EXERCISE PROMPT: Every entry needs to be printed exactly, please.

DATA ROWS:
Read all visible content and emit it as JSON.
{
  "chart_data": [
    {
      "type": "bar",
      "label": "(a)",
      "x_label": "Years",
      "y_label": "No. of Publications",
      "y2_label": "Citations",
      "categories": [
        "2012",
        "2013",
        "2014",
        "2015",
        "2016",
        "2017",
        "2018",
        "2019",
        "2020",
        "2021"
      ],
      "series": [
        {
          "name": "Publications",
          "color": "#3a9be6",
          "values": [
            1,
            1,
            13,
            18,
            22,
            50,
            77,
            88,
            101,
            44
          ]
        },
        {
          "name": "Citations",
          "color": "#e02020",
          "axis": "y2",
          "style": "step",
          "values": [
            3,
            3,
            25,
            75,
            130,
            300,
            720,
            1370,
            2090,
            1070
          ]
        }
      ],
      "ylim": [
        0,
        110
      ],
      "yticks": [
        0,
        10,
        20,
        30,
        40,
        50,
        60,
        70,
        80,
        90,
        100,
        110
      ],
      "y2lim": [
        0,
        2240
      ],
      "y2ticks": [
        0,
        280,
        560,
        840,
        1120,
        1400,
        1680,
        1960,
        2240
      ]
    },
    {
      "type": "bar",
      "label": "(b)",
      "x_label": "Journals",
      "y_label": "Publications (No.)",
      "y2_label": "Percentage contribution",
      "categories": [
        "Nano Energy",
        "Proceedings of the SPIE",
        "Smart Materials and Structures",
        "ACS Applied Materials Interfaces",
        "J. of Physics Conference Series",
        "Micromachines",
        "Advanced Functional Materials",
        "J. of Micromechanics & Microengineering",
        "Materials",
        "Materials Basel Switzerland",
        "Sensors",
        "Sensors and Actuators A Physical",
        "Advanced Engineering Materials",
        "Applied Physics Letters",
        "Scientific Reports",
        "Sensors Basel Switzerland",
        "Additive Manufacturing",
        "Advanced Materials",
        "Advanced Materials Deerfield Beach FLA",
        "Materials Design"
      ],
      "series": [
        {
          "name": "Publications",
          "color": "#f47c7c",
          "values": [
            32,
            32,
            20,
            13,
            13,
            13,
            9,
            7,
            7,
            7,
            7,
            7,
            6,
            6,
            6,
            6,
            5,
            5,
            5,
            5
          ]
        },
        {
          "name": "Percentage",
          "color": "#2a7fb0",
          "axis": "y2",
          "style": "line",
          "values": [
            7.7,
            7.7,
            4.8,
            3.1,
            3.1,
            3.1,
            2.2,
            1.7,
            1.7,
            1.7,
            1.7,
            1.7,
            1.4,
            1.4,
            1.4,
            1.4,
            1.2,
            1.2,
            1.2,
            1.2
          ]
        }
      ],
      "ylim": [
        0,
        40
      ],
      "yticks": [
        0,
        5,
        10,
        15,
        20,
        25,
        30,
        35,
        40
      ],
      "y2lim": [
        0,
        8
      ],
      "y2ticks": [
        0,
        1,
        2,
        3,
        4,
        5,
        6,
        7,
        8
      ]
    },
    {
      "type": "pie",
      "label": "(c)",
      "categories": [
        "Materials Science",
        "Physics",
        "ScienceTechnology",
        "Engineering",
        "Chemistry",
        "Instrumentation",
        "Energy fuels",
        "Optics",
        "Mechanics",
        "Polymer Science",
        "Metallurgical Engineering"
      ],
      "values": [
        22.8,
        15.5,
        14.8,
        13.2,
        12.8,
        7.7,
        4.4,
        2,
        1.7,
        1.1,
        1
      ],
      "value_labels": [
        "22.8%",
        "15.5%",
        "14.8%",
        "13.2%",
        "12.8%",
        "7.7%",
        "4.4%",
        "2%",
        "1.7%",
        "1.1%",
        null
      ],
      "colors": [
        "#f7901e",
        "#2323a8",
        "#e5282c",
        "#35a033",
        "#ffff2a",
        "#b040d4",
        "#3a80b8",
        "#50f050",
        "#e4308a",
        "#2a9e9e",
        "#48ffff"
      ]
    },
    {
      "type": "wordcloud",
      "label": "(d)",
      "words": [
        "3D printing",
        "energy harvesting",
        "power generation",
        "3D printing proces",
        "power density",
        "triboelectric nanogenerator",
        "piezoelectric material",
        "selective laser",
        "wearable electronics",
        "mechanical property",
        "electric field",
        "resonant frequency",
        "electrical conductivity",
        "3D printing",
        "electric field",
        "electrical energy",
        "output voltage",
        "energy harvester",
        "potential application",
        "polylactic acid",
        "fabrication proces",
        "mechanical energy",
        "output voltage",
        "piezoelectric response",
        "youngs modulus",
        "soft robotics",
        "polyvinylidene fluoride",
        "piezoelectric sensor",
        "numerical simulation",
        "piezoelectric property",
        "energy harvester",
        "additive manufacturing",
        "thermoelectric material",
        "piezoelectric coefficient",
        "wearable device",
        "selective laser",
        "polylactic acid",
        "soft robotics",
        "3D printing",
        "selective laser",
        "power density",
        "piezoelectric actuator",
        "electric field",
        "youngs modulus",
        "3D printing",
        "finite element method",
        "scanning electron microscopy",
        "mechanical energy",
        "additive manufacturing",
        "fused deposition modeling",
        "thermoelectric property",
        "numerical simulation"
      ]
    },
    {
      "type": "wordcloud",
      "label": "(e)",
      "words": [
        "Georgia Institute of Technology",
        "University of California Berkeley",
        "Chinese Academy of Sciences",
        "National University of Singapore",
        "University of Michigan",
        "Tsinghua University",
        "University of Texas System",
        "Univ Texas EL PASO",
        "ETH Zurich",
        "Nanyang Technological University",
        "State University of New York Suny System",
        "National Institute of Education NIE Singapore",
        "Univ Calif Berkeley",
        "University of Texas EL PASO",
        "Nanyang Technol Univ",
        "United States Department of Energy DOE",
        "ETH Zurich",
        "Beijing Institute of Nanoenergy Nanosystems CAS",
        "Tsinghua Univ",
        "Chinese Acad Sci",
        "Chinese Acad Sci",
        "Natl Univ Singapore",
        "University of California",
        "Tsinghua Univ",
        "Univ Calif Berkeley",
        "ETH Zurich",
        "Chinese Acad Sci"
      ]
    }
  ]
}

RESULT BELOW:
Read all visible content and emit it as JSON.
{
  "chart_data": [
    {
      "type": "bar",
      "label": "(a)",
      "x_label": "Years",
      "y_label": "No. of Publications",
      "y2_label": "Citations",
      "categories": [
        "2012",
        "2013",
        "2014",
        "2015",
        "2016",
        "2017",
        "2018",
        "2019",
        "2020",
        "2021"
      ],
      "series": [
        {
          "name": "Publications",
          "color": "#3a9be6",
          "values": [
            1,
            1,
            13,
            18,
            22,
            50,
            77,
            88,
            101,
            44
          ]
        },
        {
          "name": "Citations",
          "color": "#e02020",
          "axis": "y2",
          "style": "step",
          "values": [
            3,
            3,
            25,
            75,
            130,
            300,
            720,
            1370,
            2090,
            1070
          ]
        }
      ],
      "ylim": [
        0,
        110
      ],
      "yticks": [
        0,
        10,
        20,
        30,
        40,
        50,
        60,
        70,
        80,
        90,
        100,
        110
      ],
      "y2lim": [
        0,
        2240
      ],
      "y2ticks": [
        0,
        280,
        560,
        840,
        1120,
        1400,
        1680,
        1960,
        2240
      ]
    },
    {
      "type": "bar",
      "label": "(b)",
      "x_label": "Journals",
      "y_label": "Publications (No.)",
      "y2_label": "Percentage contribution",
      "categories": [
        "Nano Energy",
        "Proceedings of the SPIE",
        "Smart Materials and Structures",
        "ACS Applied Materials Interfaces",
        "J. of Physics Conference Series",
        "Micromachines",
        "Advanced Functional Materials",
        "J. of Micromechanics & Microengineering",
        "Materials",
        "Materials Basel Switzerland",
        "Sensors",
        "Sensors and Actuators A Physical",
        "Advanced Engineering Materials",
        "Applied Physics Letters",
        "Scientific Reports",
        "Sensors Basel Switzerland",
        "Additive Manufacturing",
        "Advanced Materials",
        "Advanced Materials Deerfield Beach FLA",
        "Materials Design"
      ],
      "series": [
        {
          "name": "Publications",
          "color": "#f47c7c",
          "values": [
            32,
            32,
            20,
            13,
            13,
            13,
            9,
            7,
            7,
            7,
            7,
            7,
            6,
            6,
            6,
            6,
            5,
            5,
            5,
            5
          ]
        },
        {
          "name": "Percentage",
          "color": "#2a7fb0",
          "axis": "y2",
          "style": "line",
          "values": [
            7.7,
            7.7,
            4.8,
            3.1,
            3.1,
            3.1,
            2.2,
            1.7,
            1.7,
            1.7,
            1.7,
            1.7,
            1.4,
            1.4,
            1.4,
            1.4,
            1.2,
            1.2,
            1.2,
            1.2
          ]
        }
      ],
      "ylim": [
        0,
        40
      ],
      "yticks": [
        0,
        5,
        10,
        15,
        20,
        25,
        30,
        35,
        40
      ],
      "y2lim": [
        0,
        8
      ],
      "y2ticks": [
        0,
        1,
        2,
        3,
        4,
        5,
        6,
        7,
        8
      ]
    },
    {
      "type": "pie",
      "label": "(c)",
      "categories": [
        "Materials Science",
        "Physics",
        "ScienceTechnology",
        "Engineering",
        "Chemistry",
        "Instrumentation",
        "Energy fuels",
        "Optics",
        "Mechanics",
        "Polymer Science",
        "Metallurgical Engineering"
      ],
      "values": [
        22.8,
        15.5,
        14.8,
        13.2,
        12.8,
        7.7,
        4.4,
        2,
        1.7,
        1.1,
        1
      ],
      "value_labels": [
        "22.8%",
        "15.5%",
        "14.8%",
        "13.2%",
        "12.8%",
        "7.7%",
        "4.4%",
        "2%",
        "1.7%",
        "1.1%",
        null
      ],
      "colors": [
        "#f7901e",
        "#2323a8",
        "#e5282c",
        "#35a033",
        "#ffff2a",
        "#b040d4",
        "#3a80b8",
        "#50f050",
        "#e4308a",
        "#2a9e9e",
        "#48ffff"
      ]
    },
    {
      "type": "wordcloud",
      "label": "(d)",
      "words": [
        "3D printing",
        "energy harvesting",
        "power generation",
        "3D printing proces",
        "power density",
        "triboelectric nanogenerator",
        "piezoelectric material",
        "selective laser",
        "wearable electronics",
        "mechanical property",
        "electric field",
        "resonant frequency",
        "electrical conductivity",
        "3D printing",
        "electric field",
        "electrical energy",
        "output voltage",
        "energy harvester",
        "potential application",
        "polylactic acid",
        "fabrication proces",
        "mechanical energy",
        "output voltage",
        "piezoelectric response",
        "youngs modulus",
        "soft robotics",
        "polyvinylidene fluoride",
        "piezoelectric sensor",
        "numerical simulation",
        "piezoelectric property",
        "energy harvester",
        "additive manufacturing",
        "thermoelectric material",
        "piezoelectric coefficient",
        "wearable device",
        "selective laser",
        "polylactic acid",
        "soft robotics",
        "3D printing",
        "selective laser",
        "power density",
        "piezoelectric actuator",
        "electric field",
        "youngs modulus",
        "3D printing",
        "finite element method",
        "scanning electron microscopy",
        "mechanical energy",
        "additive manufacturing",
        "fused deposition modeling",
        "thermoelectric property",
        "numerical simulation"
      ]
    },
    {
      "type": "wordcloud",
      "label": "(e)",
      "words": [
        "Georgia Institute of Technology",
        "University of California Berkeley",
        "Chinese Academy of Sciences",
        "National University of Singapore",
        "University of Michigan",
        "Tsinghua University",
        "University of Texas System",
        "Univ Texas EL PASO",
        "ETH Zurich",
        "Nanyang Technological University",
        "State University of New York Suny System",
        "National Institute of Education NIE Singapore",
        "Univ Calif Berkeley",
        "University of Texas EL PASO",
        "Nanyang Technol Univ",
        "United States Department of Energy DOE",
        "ETH Zurich",
        "Beijing Institute of Nanoenergy Nanosystems CAS",
        "Tsinghua Univ",
        "Chinese Acad Sci",
        "Chinese Acad Sci",
        "Natl Univ Singapore",
        "University of California",
        "Tsinghua Univ",
        "Univ Calif Berkeley",
        "ETH Zurich",
        "Chinese Acad Sci"
      ]
    }
  ]
}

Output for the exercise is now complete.